>> Start

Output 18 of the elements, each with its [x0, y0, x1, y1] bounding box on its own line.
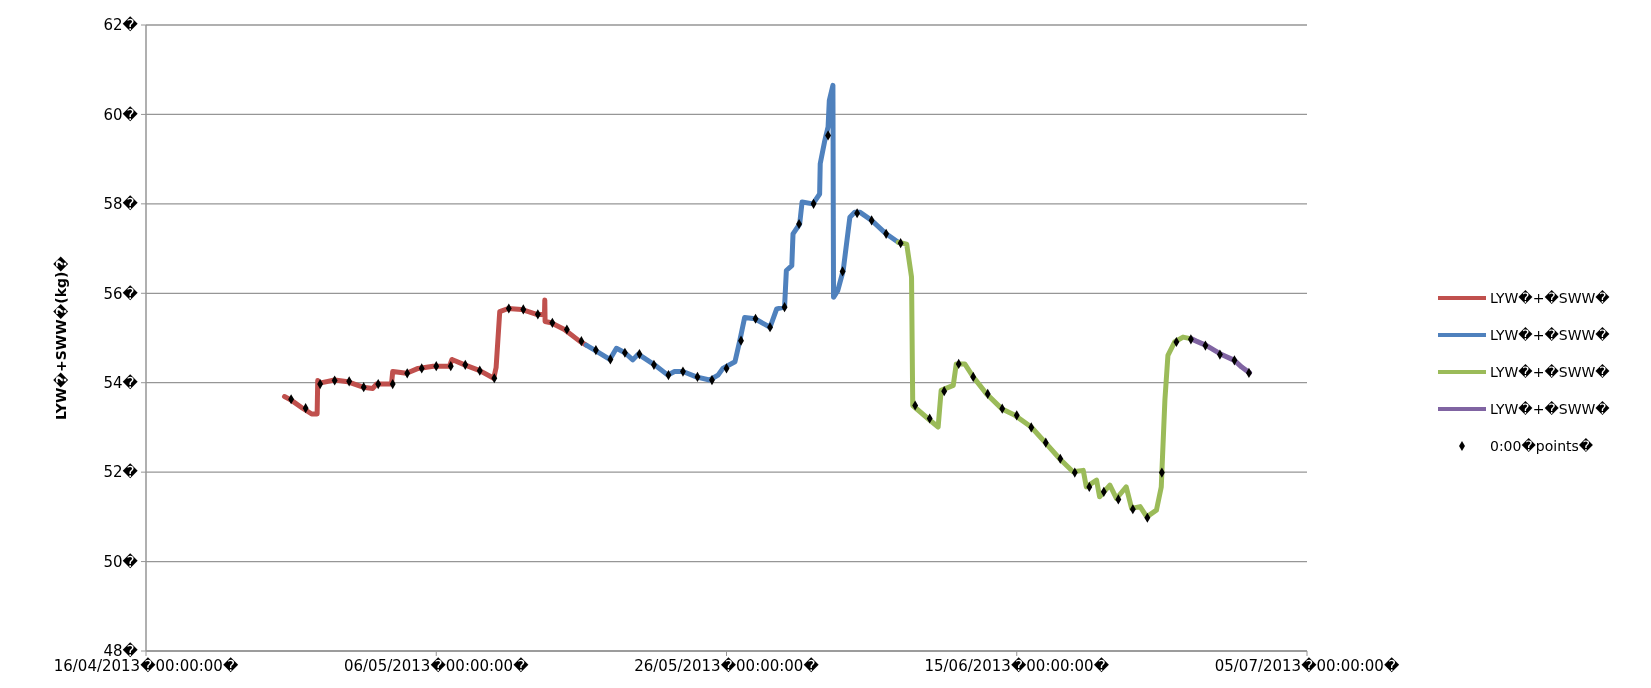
x-tick-label: 16/04/2013�00:00:00� — [53, 657, 239, 675]
legend-label: 0:00�points� — [1490, 437, 1594, 454]
x-tick-label: 15/06/2013�00:00:00� — [924, 657, 1110, 675]
legend-label: LYW�+�SWW� — [1490, 289, 1611, 306]
y-tick-label: 62� — [103, 16, 139, 35]
x-tick-label: 26/05/2013�00:00:00� — [634, 657, 820, 675]
x-tick-label: 06/05/2013�00:00:00� — [343, 657, 530, 675]
y-tick-label: 52� — [103, 463, 139, 482]
y-tick-label: 50� — [103, 552, 139, 571]
y-tick-label: 56� — [103, 284, 139, 303]
legend-label: LYW�+�SWW� — [1490, 400, 1611, 417]
y-axis-title: LYW�+SWW�(kg)� — [53, 255, 69, 420]
x-tick-label: 05/07/2013�00:00:00� — [1214, 657, 1400, 675]
legend-label: LYW�+�SWW� — [1490, 326, 1611, 343]
y-tick-label: 60� — [103, 105, 139, 124]
y-tick-label: 58� — [103, 195, 139, 214]
y-tick-label: 54� — [103, 373, 139, 392]
legend-label: LYW�+�SWW� — [1490, 363, 1611, 380]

>> End

> Instruction: Repeat the lines starting at the one that contains "x-tick-label: 16/04/2013�00:00:00� —" and ending at the one that contains "x-tick-label: 26/05/2013�00:00:00� —", copying each line without any change.

> Solution to this task:
x-tick-label: 16/04/2013�00:00:00� — [53, 657, 239, 675]
legend-label: 0:00�points� — [1490, 437, 1594, 454]
x-tick-label: 15/06/2013�00:00:00� — [924, 657, 1110, 675]
legend-label: LYW�+�SWW� — [1490, 289, 1611, 306]
y-tick-label: 62� — [103, 16, 139, 35]
x-tick-label: 26/05/2013�00:00:00� — [634, 657, 820, 675]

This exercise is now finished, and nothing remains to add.